-- Start WORKING DATA --

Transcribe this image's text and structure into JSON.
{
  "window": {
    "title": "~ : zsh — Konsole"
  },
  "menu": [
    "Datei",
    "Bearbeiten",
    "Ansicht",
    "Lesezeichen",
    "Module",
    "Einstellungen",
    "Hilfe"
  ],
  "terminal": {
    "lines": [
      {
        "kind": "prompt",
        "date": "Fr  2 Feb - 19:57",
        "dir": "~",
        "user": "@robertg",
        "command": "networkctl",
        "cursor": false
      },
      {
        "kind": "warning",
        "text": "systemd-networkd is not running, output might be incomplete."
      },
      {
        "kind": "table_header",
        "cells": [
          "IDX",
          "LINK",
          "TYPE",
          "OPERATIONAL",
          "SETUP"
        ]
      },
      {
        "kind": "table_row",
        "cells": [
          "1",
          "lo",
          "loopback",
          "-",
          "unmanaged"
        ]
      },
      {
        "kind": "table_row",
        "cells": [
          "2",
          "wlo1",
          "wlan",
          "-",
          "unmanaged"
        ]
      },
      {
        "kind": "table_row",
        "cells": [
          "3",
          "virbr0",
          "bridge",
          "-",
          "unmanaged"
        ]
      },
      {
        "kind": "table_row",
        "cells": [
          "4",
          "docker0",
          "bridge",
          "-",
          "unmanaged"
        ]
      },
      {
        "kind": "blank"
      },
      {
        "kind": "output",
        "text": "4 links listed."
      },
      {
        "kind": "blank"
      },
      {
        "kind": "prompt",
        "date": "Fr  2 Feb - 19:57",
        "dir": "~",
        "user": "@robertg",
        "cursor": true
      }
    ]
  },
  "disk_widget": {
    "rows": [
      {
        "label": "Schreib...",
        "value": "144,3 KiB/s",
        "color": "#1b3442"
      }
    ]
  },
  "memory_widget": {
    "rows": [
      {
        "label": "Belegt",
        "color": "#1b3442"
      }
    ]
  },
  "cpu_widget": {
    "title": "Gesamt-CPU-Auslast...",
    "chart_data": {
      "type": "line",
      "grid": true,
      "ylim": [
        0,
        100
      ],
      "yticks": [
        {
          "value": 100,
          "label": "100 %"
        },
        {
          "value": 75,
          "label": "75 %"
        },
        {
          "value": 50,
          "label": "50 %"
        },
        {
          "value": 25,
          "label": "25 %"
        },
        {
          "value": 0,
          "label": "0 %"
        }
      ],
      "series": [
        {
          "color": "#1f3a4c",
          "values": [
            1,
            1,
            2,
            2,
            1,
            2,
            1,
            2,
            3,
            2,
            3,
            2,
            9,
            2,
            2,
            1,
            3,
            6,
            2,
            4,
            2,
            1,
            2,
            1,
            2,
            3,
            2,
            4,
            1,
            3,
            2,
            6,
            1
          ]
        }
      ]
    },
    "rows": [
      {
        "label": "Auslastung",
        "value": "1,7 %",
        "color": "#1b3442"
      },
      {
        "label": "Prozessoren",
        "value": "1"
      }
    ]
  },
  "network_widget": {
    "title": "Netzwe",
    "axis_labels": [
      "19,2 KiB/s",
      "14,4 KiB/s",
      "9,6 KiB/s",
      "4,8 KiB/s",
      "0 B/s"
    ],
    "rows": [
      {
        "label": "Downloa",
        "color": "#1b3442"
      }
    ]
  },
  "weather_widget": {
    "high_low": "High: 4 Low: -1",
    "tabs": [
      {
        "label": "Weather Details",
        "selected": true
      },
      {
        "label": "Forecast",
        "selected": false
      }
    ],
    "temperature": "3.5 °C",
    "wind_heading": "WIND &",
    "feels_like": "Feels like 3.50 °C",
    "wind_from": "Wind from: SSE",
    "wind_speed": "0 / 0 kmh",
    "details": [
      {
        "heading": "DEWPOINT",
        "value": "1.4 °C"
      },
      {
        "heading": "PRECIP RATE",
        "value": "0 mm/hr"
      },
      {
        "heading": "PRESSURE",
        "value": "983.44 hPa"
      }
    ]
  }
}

-- End WORKING DATA --

## THE EXERCISE
Transcribe every line of the data, exactly as it stands.

## FINAL ANSWER
Transcribe this image's text and structure into JSON.
{
  "window": {
    "title": "~ : zsh — Konsole"
  },
  "menu": [
    "Datei",
    "Bearbeiten",
    "Ansicht",
    "Lesezeichen",
    "Module",
    "Einstellungen",
    "Hilfe"
  ],
  "terminal": {
    "lines": [
      {
        "kind": "prompt",
        "date": "Fr  2 Feb - 19:57",
        "dir": "~",
        "user": "@robertg",
        "command": "networkctl",
        "cursor": false
      },
      {
        "kind": "warning",
        "text": "systemd-networkd is not running, output might be incomplete."
      },
      {
        "kind": "table_header",
        "cells": [
          "IDX",
          "LINK",
          "TYPE",
          "OPERATIONAL",
          "SETUP"
        ]
      },
      {
        "kind": "table_row",
        "cells": [
          "1",
          "lo",
          "loopback",
          "-",
          "unmanaged"
        ]
      },
      {
        "kind": "table_row",
        "cells": [
          "2",
          "wlo1",
          "wlan",
          "-",
          "unmanaged"
        ]
      },
      {
        "kind": "table_row",
        "cells": [
          "3",
          "virbr0",
          "bridge",
          "-",
          "unmanaged"
        ]
      },
      {
        "kind": "table_row",
        "cells": [
          "4",
          "docker0",
          "bridge",
          "-",
          "unmanaged"
        ]
      },
      {
        "kind": "blank"
      },
      {
        "kind": "output",
        "text": "4 links listed."
      },
      {
        "kind": "blank"
      },
      {
        "kind": "prompt",
        "date": "Fr  2 Feb - 19:57",
        "dir": "~",
        "user": "@robertg",
        "cursor": true
      }
    ]
  },
  "disk_widget": {
    "rows": [
      {
        "label": "Schreib...",
        "value": "144,3 KiB/s",
        "color": "#1b3442"
      }
    ]
  },
  "memory_widget": {
    "rows": [
      {
        "label": "Belegt",
        "color": "#1b3442"
      }
    ]
  },
  "cpu_widget": {
    "title": "Gesamt-CPU-Auslast...",
    "chart_data": {
      "type": "line",
      "grid": true,
      "ylim": [
        0,
        100
      ],
      "yticks": [
        {
          "value": 100,
          "label": "100 %"
        },
        {
          "value": 75,
          "label": "75 %"
        },
        {
          "value": 50,
          "label": "50 %"
        },
        {
          "value": 25,
          "label": "25 %"
        },
        {
          "value": 0,
          "label": "0 %"
        }
      ],
      "series": [
        {
          "color": "#1f3a4c",
          "values": [
            1,
            1,
            2,
            2,
            1,
            2,
            1,
            2,
            3,
            2,
            3,
            2,
            9,
            2,
            2,
            1,
            3,
            6,
            2,
            4,
            2,
            1,
            2,
            1,
            2,
            3,
            2,
            4,
            1,
            3,
            2,
            6,
            1
          ]
        }
      ]
    },
    "rows": [
      {
        "label": "Auslastung",
        "value": "1,7 %",
        "color": "#1b3442"
      },
      {
        "label": "Prozessoren",
        "value": "1"
      }
    ]
  },
  "network_widget": {
    "title": "Netzwe",
    "axis_labels": [
      "19,2 KiB/s",
      "14,4 KiB/s",
      "9,6 KiB/s",
      "4,8 KiB/s",
      "0 B/s"
    ],
    "rows": [
      {
        "label": "Downloa",
        "color": "#1b3442"
      }
    ]
  },
  "weather_widget": {
    "high_low": "High: 4 Low: -1",
    "tabs": [
      {
        "label": "Weather Details",
        "selected": true
      },
      {
        "label": "Forecast",
        "selected": false
      }
    ],
    "temperature": "3.5 °C",
    "wind_heading": "WIND &",
    "feels_like": "Feels like 3.50 °C",
    "wind_from": "Wind from: SSE",
    "wind_speed": "0 / 0 kmh",
    "details": [
      {
        "heading": "DEWPOINT",
        "value": "1.4 °C"
      },
      {
        "heading": "PRECIP RATE",
        "value": "0 mm/hr"
      },
      {
        "heading": "PRESSURE",
        "value": "983.44 hPa"
      }
    ]
  }
}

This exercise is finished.